*What the task asks*.
Copy each line below that includes "Past".

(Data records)
════

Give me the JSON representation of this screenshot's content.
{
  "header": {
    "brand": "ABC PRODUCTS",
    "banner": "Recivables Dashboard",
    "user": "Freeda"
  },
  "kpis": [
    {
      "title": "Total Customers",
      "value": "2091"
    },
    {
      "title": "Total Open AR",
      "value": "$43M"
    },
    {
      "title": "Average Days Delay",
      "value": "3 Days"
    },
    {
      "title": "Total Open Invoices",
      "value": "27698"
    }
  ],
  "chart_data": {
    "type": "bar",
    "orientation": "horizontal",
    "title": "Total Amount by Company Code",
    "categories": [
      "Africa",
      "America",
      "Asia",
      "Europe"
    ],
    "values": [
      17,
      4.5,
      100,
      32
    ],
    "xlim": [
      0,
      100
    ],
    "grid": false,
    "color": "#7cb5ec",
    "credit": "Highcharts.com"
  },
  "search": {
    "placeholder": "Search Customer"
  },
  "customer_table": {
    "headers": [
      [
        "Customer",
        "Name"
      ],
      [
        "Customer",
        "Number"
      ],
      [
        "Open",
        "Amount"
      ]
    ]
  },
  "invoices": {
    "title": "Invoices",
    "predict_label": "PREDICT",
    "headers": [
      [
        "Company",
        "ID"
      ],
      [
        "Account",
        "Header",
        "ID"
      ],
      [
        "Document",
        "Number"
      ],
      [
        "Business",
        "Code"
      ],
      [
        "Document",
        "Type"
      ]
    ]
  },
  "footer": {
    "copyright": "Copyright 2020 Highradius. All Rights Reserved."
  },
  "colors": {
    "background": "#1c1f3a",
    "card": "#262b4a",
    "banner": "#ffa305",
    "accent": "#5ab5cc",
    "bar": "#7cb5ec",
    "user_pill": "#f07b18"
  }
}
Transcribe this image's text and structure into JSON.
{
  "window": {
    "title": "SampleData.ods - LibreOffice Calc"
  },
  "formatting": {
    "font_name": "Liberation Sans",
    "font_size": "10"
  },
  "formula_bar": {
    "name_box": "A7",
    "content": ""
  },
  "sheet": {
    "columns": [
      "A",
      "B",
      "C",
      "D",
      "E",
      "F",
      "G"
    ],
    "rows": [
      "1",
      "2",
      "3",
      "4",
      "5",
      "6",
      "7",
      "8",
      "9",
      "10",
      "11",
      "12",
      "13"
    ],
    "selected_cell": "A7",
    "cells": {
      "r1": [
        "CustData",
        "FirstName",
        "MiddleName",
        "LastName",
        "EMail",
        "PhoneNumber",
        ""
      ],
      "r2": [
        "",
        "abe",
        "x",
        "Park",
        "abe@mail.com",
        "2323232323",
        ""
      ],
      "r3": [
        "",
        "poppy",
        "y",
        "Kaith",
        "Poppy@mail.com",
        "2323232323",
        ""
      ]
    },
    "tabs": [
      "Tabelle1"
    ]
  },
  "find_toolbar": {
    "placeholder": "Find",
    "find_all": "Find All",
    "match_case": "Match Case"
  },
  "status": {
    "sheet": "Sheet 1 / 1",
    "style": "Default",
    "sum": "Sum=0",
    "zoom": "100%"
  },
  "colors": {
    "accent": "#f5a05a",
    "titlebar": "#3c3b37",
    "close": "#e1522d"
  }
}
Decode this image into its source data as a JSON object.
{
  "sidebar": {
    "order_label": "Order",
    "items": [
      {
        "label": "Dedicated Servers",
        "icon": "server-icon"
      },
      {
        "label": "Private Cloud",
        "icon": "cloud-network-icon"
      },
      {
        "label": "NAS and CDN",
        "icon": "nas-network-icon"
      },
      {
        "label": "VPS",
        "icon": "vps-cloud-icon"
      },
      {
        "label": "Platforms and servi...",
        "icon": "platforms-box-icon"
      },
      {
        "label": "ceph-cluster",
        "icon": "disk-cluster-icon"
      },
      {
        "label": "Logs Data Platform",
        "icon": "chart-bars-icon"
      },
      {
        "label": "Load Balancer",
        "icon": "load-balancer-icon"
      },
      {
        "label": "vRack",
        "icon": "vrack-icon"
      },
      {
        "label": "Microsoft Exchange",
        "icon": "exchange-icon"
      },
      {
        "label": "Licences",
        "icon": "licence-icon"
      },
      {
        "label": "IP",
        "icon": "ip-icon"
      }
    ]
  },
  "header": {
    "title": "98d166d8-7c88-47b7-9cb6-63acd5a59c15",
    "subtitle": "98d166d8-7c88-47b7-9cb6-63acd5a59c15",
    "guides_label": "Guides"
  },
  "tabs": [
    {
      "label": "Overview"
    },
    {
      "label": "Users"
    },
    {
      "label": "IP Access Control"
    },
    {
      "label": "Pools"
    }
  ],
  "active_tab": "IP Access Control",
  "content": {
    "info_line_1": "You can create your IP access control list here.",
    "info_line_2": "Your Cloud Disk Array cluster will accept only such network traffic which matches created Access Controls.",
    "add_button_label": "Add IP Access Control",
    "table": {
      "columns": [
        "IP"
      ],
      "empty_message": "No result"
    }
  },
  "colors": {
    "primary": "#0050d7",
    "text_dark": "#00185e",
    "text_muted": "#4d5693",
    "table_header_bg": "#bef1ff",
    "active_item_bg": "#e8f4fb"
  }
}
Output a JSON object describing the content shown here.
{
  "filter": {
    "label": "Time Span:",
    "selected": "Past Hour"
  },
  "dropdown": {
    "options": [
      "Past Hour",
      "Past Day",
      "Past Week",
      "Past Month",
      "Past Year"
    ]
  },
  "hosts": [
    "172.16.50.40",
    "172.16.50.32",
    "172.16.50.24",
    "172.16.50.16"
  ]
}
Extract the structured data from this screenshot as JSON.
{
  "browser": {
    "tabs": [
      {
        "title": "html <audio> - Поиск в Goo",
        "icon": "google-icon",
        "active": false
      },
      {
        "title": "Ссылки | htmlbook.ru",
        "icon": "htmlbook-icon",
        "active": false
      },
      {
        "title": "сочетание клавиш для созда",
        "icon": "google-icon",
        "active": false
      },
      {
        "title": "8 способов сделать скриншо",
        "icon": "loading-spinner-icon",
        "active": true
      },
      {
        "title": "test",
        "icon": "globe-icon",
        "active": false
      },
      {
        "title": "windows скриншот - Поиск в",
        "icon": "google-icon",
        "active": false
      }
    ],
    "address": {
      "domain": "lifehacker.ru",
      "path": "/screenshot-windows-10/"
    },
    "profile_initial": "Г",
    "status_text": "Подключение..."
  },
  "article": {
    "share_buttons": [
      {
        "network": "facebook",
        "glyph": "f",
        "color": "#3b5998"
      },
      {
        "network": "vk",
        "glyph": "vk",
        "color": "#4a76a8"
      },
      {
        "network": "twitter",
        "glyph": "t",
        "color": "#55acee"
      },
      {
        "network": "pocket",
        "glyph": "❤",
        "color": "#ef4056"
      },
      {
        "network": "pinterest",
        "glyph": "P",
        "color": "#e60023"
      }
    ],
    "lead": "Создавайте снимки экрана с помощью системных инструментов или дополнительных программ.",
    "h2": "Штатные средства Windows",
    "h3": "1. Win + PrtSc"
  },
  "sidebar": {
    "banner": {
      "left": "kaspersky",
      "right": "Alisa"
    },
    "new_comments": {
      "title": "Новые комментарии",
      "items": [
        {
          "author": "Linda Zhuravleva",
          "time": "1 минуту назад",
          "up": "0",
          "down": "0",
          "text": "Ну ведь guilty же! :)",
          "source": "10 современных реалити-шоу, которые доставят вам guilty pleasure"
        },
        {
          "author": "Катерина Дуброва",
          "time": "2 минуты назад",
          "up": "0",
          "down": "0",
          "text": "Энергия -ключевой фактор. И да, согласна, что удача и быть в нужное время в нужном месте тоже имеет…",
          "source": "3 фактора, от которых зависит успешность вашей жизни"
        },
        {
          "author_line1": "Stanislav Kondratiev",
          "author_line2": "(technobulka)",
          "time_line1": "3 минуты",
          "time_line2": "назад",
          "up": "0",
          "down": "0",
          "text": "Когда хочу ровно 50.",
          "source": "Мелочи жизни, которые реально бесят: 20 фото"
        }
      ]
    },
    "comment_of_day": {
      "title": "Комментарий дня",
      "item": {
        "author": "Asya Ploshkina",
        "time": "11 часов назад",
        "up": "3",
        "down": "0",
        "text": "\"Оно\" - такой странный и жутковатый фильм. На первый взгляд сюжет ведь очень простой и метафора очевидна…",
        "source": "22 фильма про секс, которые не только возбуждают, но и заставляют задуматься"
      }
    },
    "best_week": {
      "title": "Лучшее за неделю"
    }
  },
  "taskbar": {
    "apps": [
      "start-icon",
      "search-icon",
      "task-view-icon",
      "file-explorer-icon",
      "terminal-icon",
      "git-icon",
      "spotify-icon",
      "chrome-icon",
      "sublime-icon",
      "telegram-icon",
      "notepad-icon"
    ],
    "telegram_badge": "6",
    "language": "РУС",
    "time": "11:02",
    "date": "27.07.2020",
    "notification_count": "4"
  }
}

════

*Correct output*.
    "selected": "Past Hour"
      "Past Hour",
      "Past Day",
      "Past Week",
      "Past Month",
      "Past Year"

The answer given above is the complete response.